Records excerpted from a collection
— start —

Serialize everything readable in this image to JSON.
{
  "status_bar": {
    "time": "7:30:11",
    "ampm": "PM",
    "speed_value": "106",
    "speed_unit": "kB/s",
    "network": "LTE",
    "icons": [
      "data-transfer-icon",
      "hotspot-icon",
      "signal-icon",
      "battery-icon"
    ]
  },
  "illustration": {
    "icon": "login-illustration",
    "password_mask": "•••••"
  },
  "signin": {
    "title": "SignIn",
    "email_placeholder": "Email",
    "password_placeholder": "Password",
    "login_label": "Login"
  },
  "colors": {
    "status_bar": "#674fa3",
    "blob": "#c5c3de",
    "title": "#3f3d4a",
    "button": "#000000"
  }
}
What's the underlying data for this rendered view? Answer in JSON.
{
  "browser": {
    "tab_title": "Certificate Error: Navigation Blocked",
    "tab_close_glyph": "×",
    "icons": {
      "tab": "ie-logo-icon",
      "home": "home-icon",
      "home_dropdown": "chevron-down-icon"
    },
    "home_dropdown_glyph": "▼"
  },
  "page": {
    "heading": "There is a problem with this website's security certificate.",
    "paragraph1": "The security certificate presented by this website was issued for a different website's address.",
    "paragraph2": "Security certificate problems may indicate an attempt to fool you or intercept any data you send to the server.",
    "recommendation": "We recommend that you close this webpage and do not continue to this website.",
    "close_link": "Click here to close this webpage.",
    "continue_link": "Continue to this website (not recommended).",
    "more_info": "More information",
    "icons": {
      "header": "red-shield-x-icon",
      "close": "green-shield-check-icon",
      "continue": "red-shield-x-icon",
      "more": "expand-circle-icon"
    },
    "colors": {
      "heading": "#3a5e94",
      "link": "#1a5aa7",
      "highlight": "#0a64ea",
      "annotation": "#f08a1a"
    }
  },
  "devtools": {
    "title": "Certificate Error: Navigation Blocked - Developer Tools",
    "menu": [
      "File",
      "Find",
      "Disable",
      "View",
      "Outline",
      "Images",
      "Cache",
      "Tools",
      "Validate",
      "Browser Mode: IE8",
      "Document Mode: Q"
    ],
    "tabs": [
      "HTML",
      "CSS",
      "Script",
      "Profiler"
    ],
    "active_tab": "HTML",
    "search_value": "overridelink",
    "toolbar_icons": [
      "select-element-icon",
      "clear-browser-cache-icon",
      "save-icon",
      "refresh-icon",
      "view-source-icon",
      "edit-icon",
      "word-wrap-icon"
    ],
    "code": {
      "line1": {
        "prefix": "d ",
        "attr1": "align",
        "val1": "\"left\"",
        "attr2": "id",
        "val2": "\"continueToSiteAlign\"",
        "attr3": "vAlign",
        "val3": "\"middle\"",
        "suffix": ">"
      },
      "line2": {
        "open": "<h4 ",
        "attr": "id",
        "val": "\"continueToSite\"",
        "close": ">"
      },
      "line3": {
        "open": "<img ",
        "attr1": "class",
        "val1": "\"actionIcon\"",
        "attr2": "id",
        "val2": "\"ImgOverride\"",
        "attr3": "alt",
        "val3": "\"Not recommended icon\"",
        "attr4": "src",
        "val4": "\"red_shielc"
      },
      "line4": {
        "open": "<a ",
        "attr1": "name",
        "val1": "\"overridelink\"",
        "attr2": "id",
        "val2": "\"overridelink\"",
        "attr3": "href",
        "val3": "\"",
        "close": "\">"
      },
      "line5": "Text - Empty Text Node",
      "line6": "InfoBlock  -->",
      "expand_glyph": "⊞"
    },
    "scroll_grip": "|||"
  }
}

— end —

WHAT YOU SHOULD DO: Make a verbatim copy of every entry shown above.

RESULT:
Serialize everything readable in this image to JSON.
{
  "status_bar": {
    "time": "7:30:11",
    "ampm": "PM",
    "speed_value": "106",
    "speed_unit": "kB/s",
    "network": "LTE",
    "icons": [
      "data-transfer-icon",
      "hotspot-icon",
      "signal-icon",
      "battery-icon"
    ]
  },
  "illustration": {
    "icon": "login-illustration",
    "password_mask": "•••••"
  },
  "signin": {
    "title": "SignIn",
    "email_placeholder": "Email",
    "password_placeholder": "Password",
    "login_label": "Login"
  },
  "colors": {
    "status_bar": "#674fa3",
    "blob": "#c5c3de",
    "title": "#3f3d4a",
    "button": "#000000"
  }
}
What's the underlying data for this rendered view? Answer in JSON.
{
  "browser": {
    "tab_title": "Certificate Error: Navigation Blocked",
    "tab_close_glyph": "×",
    "icons": {
      "tab": "ie-logo-icon",
      "home": "home-icon",
      "home_dropdown": "chevron-down-icon"
    },
    "home_dropdown_glyph": "▼"
  },
  "page": {
    "heading": "There is a problem with this website's security certificate.",
    "paragraph1": "The security certificate presented by this website was issued for a different website's address.",
    "paragraph2": "Security certificate problems may indicate an attempt to fool you or intercept any data you send to the server.",
    "recommendation": "We recommend that you close this webpage and do not continue to this website.",
    "close_link": "Click here to close this webpage.",
    "continue_link": "Continue to this website (not recommended).",
    "more_info": "More information",
    "icons": {
      "header": "red-shield-x-icon",
      "close": "green-shield-check-icon",
      "continue": "red-shield-x-icon",
      "more": "expand-circle-icon"
    },
    "colors": {
      "heading": "#3a5e94",
      "link": "#1a5aa7",
      "highlight": "#0a64ea",
      "annotation": "#f08a1a"
    }
  },
  "devtools": {
    "title": "Certificate Error: Navigation Blocked - Developer Tools",
    "menu": [
      "File",
      "Find",
      "Disable",
      "View",
      "Outline",
      "Images",
      "Cache",
      "Tools",
      "Validate",
      "Browser Mode: IE8",
      "Document Mode: Q"
    ],
    "tabs": [
      "HTML",
      "CSS",
      "Script",
      "Profiler"
    ],
    "active_tab": "HTML",
    "search_value": "overridelink",
    "toolbar_icons": [
      "select-element-icon",
      "clear-browser-cache-icon",
      "save-icon",
      "refresh-icon",
      "view-source-icon",
      "edit-icon",
      "word-wrap-icon"
    ],
    "code": {
      "line1": {
        "prefix": "d ",
        "attr1": "align",
        "val1": "\"left\"",
        "attr2": "id",
        "val2": "\"continueToSiteAlign\"",
        "attr3": "vAlign",
        "val3": "\"middle\"",
        "suffix": ">"
      },
      "line2": {
        "open": "<h4 ",
        "attr": "id",
        "val": "\"continueToSite\"",
        "close": ">"
      },
      "line3": {
        "open": "<img ",
        "attr1": "class",
        "val1": "\"actionIcon\"",
        "attr2": "id",
        "val2": "\"ImgOverride\"",
        "attr3": "alt",
        "val3": "\"Not recommended icon\"",
        "attr4": "src",
        "val4": "\"red_shielc"
      },
      "line4": {
        "open": "<a ",
        "attr1": "name",
        "val1": "\"overridelink\"",
        "attr2": "id",
        "val2": "\"overridelink\"",
        "attr3": "href",
        "val3": "\"",
        "close": "\">"
      },
      "line5": "Text - Empty Text Node",
      "line6": "InfoBlock  -->",
      "expand_glyph": "⊞"
    },
    "scroll_grip": "|||"
  }
}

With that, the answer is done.